§ **Stored data**:

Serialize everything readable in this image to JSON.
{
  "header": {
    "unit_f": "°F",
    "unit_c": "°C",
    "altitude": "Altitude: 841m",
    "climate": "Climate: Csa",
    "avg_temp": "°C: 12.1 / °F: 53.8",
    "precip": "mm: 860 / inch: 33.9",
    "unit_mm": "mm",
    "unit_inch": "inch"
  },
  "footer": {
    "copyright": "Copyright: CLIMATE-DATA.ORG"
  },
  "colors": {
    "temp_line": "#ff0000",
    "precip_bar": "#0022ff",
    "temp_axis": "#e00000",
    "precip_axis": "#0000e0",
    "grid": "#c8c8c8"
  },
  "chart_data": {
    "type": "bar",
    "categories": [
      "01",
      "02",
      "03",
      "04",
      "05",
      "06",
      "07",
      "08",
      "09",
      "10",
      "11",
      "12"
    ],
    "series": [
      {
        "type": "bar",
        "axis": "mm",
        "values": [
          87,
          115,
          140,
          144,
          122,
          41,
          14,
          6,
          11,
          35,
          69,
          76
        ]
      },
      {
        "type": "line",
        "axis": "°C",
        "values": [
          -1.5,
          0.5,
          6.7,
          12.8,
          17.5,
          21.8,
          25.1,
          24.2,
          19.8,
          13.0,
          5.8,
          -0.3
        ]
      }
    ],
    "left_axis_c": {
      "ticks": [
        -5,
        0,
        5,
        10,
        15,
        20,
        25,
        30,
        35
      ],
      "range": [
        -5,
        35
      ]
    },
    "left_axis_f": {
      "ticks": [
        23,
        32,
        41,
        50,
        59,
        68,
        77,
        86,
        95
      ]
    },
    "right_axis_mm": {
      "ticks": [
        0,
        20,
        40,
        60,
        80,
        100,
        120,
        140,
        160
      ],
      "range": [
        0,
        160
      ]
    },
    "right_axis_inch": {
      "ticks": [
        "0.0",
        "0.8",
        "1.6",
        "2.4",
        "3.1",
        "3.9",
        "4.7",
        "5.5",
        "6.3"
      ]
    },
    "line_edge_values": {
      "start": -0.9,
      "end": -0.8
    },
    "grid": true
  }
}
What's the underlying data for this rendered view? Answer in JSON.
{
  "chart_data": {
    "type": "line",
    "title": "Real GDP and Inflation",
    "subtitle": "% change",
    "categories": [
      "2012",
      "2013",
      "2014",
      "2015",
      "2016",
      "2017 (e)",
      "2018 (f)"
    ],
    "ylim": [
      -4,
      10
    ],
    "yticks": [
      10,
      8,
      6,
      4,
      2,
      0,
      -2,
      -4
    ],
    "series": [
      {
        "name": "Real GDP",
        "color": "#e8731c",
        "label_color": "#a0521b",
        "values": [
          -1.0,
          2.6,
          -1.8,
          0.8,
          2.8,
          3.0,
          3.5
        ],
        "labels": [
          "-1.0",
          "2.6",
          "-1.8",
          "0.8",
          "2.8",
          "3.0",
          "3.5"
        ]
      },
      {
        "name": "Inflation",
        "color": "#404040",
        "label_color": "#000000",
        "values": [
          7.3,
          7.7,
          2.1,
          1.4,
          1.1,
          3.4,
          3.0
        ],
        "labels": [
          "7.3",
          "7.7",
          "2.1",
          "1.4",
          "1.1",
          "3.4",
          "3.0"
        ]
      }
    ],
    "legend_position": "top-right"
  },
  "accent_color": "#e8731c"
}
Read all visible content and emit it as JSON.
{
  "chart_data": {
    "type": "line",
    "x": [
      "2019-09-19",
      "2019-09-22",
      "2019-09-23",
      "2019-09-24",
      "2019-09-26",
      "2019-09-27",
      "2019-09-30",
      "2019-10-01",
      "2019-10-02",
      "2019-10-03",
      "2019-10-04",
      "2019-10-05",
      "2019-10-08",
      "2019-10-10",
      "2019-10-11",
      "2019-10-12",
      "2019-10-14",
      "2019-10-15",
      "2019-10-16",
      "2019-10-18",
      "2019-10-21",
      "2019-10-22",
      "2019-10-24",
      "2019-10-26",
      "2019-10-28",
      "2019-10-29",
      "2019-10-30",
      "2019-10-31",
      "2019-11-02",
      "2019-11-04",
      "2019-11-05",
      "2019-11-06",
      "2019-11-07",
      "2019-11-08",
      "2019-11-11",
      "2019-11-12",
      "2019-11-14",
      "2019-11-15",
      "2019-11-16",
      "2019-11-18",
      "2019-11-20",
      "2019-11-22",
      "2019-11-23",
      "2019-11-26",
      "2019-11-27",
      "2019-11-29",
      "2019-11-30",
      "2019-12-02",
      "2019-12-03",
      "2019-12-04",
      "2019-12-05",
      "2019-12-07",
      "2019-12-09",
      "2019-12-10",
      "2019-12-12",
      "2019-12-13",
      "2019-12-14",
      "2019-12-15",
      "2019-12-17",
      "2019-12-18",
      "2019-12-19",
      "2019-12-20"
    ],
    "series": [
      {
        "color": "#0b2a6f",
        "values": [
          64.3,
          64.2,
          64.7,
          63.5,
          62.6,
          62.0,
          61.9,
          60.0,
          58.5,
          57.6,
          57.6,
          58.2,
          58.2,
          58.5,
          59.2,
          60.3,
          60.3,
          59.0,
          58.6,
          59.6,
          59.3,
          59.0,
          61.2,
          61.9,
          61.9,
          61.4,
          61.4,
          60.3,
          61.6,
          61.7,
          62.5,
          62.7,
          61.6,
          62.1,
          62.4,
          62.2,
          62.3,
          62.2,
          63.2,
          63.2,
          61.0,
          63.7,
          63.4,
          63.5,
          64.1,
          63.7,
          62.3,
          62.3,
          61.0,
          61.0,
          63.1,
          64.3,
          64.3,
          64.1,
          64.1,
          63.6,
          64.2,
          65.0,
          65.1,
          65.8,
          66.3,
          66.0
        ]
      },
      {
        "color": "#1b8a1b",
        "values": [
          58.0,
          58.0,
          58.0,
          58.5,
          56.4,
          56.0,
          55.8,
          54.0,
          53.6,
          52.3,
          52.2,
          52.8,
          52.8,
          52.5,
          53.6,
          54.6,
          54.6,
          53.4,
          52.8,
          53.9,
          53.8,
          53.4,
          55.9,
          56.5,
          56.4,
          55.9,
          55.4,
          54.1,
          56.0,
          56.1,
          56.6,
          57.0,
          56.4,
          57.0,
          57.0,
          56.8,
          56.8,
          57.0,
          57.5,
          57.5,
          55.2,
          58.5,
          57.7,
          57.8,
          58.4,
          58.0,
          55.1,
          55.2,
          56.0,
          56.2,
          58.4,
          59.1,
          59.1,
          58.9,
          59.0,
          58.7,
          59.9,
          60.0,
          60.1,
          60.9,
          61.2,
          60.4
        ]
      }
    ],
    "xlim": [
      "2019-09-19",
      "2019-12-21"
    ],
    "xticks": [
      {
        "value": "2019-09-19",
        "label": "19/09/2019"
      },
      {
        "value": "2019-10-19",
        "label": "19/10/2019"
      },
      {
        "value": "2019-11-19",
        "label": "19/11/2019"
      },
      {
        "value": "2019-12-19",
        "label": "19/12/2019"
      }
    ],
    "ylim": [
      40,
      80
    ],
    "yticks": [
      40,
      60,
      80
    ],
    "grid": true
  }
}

§ **What needs to be done**: Pull out each line of the entries that contains "this".

§ **Exercise output**:
Serialize everything readable in this image to JSON.
What's the underlying data for this rendered view? Answer in JSON.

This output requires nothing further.